Text provided

Boo actually went back to his cage & it was funny...big ol Iggy went in the cage with him & curled up & got comfy, it was hilarious & cute at the same time...hilarious coz Iggy is HUGE & barely fit in their cage ;D hes so fat & lazy!!!

Soooo things went so good I decided to put them all in the big cage...I cleaned the whole thing out & put a lot of the babies things in there...there toys, fleece, some of their bedding etc. so when playtime was over I just put them all back together & sat & monitored things for a good hour or so...wow were the babies excited over the space! I thought that they had burned most of their energy during playtime, but I had never seen them so hyper LOL! It got me a little worried coz usually my big boys like to chill & eat after play...but things were good, Spook tried to wrestle with Iggy a couple times lol not realizing that he is far too lazy...& Iggy just put him on his back like 'chill dude i'm trying to eat'...Spook squeaked the times he did it, but he wasn't being hurt at all...I think he was just mad that he didn't get his way 

Boo ended up finding a little hiding place sort of under the pan I have in the cage & stayed there after he was done exploring & Spook would go & check on him make sure he was ok ...hopefully Boo will come out of his shell once hes used to his new space & big brothers. He did do a lot of exploring tho I'll give him that! He seemed to love the hammock.

Anyway, I'm off tomorrow so will probably be staying up late tonight & will keep checking on them...I think the babies will just need to learn the older boys don't have as much energy as them so won't want to play 24/7 haha...but they have each other to play with.

Material
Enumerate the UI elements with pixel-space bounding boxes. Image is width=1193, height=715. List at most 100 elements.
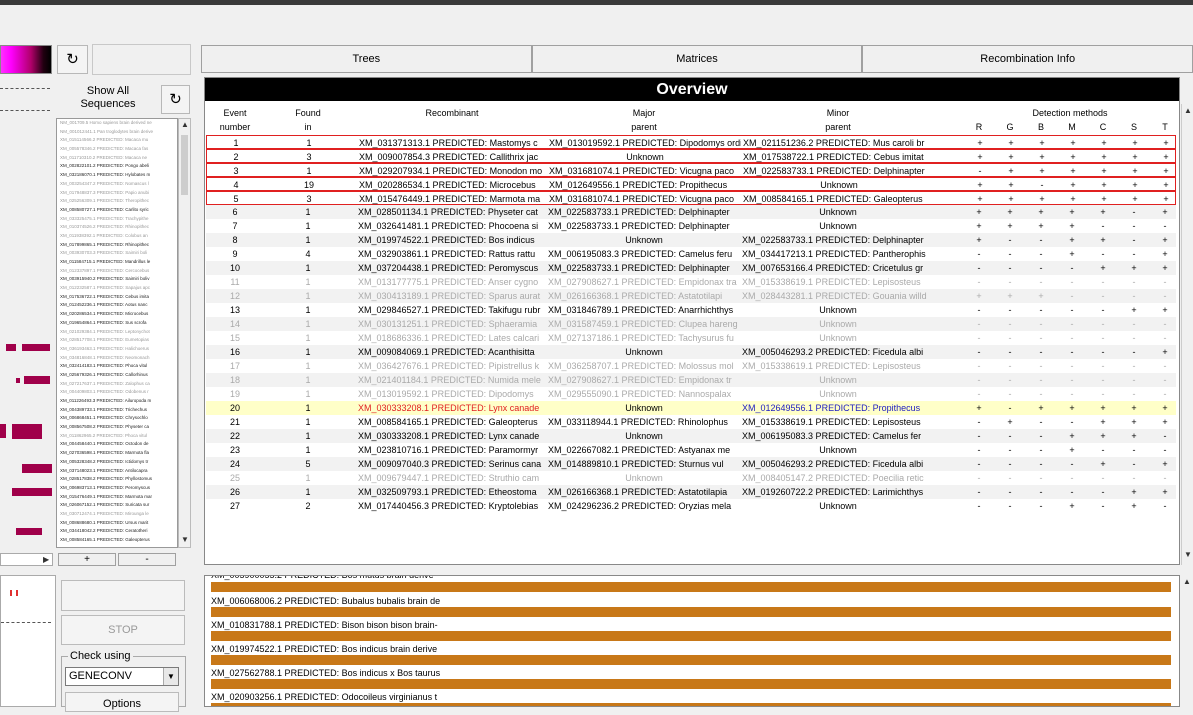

Objective
Retype the post about the pets' big cage in full, word for word. The lines have nothing to do with the post about the pets' big cage.

Result below
Boo actually went back to his cage & it was funny...big ol Iggy went in the cage with him & curled up & got comfy, it was hilarious & cute at the same time...hilarious coz Iggy is HUGE & barely fit in their cage ;D hes so fat & lazy!!!

Soooo things went so good I decided to put them all in the big cage...I cleaned the whole thing out & put a lot of the babies things in there...there toys, fleece, some of their bedding etc. so when playtime was over I just put them all back together & sat & monitored things for a good hour or so...wow were the babies excited over the space! I thought that they had burned most of their energy during playtime, but I had never seen them so hyper LOL! It got me a little worried coz usually my big boys like to chill & eat after play...but things were good, Spook tried to wrestle with Iggy a couple times lol not realizing that he is far too lazy...& Iggy just put him on his back like 'chill dude i'm trying to eat'...Spook squeaked the times he did it, but he wasn't being hurt at all...I think he was just mad that he didn't get his way 

Boo ended up finding a little hiding place sort of under the pan I have in the cage & stayed there after he was done exploring & Spook would go & check on him make sure he was ok ...hopefully Boo will come out of his shell once hes used to his new space & big brothers. He did do a lot of exploring tho I'll give him that! He seemed to love the hammock.

Anyway, I'm off tomorrow so will probably be staying up late tonight & will keep checking on them...I think the babies will just need to learn the older boys don't have as much energy as them so won't want to play 24/7 haha...but they have each other to play with.